### PAGE EXCERPT
--

Ultimately this comes back to culture. Are we prepared to take risks and try something new? Social media can help to open up commissioning. It means that commissioners could involve a wider community ensuring both greater accountability and buy-in to commission services that deliver better outcomes, potentially for less money. Where and how do you think that social media could be applied in commissioning?  What are the constraints and where are the opportunities? Tell us what you think.


What role could social media play in commissioning?

Chris Sherwood, Co-Founder of Guerilla Policy and Director of Innovation and Development at Scope argues that commissioners should use social media as a way to collaborate with citizens to open up commissioning.

In the first blog we considered the need to open up commissioning and this is where social media can help. Social media offers a range of tangible benefits for commissioners, which mirror those that we have documented for the policy and research community (and are the inspiration behind our Guerilla Policy platform). It is cheap and easy to use. It can provide a way for commissioners to engage citizens and providers in the commissioning process. It can play a significant role in building the confidence and trust of citizens and services users in what is actually selected because the commissioning process has been conducted in an open and collaborative way using social media.  Most importantly it can help commissioners to improve the quality and impact of services by opening up commissioning to new people and ideas.

When it comes to social media, commissioning seems like it’s in the dark ages. Even half of MPs now have an active Twitter account – yet a Facebook page or Twitter account would be seen as unusual, even regarded as risky, for a commissioning team. This means that commissioners are missing out on the opportunities that social media offers to collaborate with the people who use and provide public services to commission services that better meet need and use resources effectively.

Social media is an accessible, mass-market technology that is increasingly blurring the distinctions between ‘producers’ and ‘consumes’ of services.  Social media is a platform for collaboration.  It can facilitate the discovery of new or different insights about a social problem.  It can allow ordinary citizens, people who use and provide public services and commissioners to come together to co-design products and services.  More people involved means that more ideas are considered and there is greater transparency over what is actually commissioned resulting in good quality services that deliver better outcomes.

--

### SUPPLIED INFORMATION
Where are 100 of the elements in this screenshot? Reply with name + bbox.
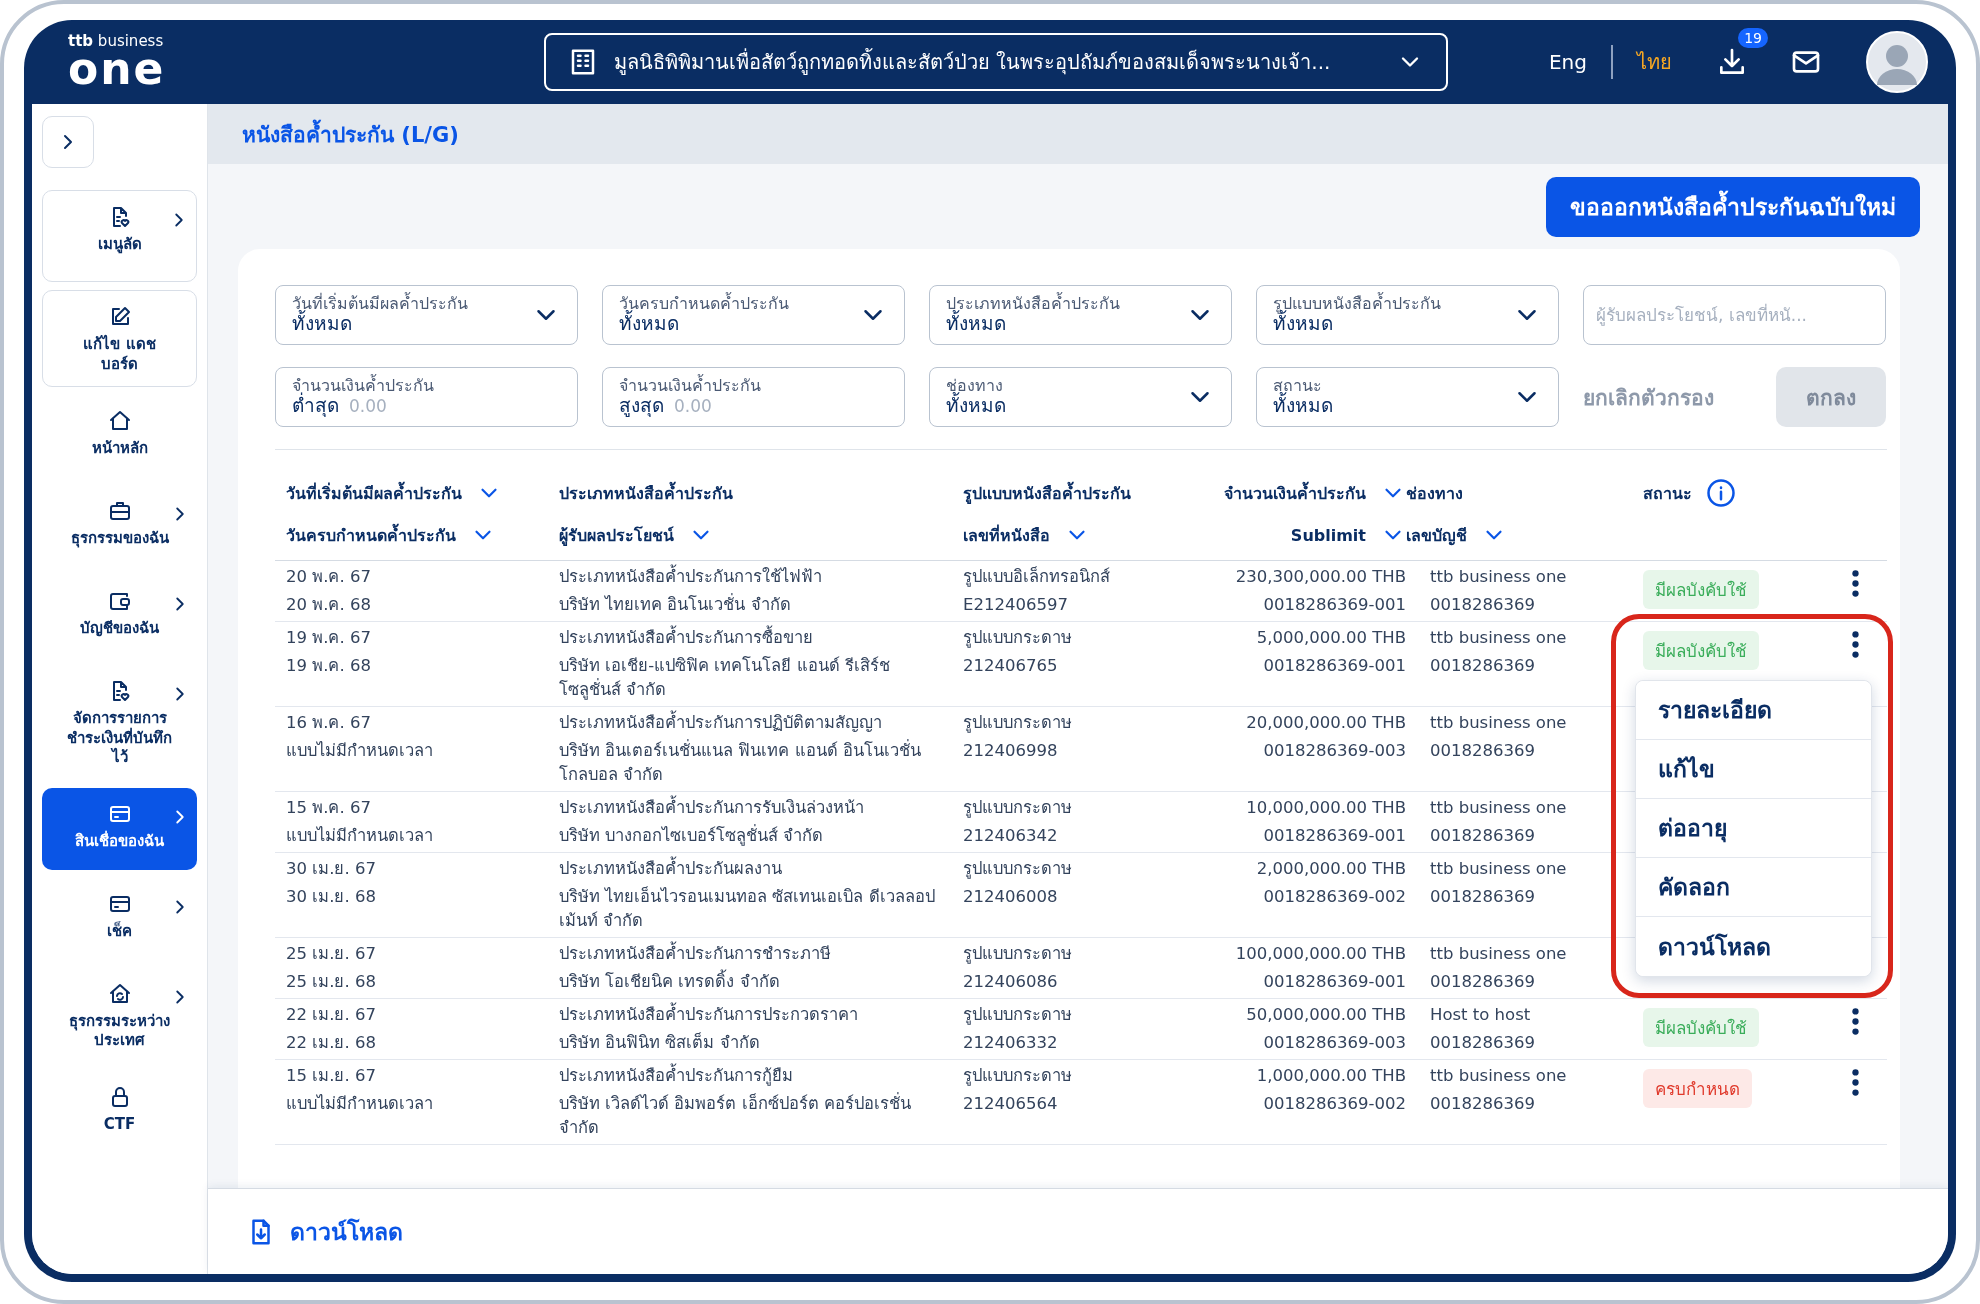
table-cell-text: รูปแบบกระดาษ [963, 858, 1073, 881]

--

Answer these questions about the piece on social media in commissioning:
(a) What share of MPs does it say now have an active Twitter account?
(b) What is the name of the platform that Chris Sherwood co-founded?
(c) What single word does it use for what social media is "a platform for"?

(a) Half.
(b) Guerilla Policy.
(c) Collaboration.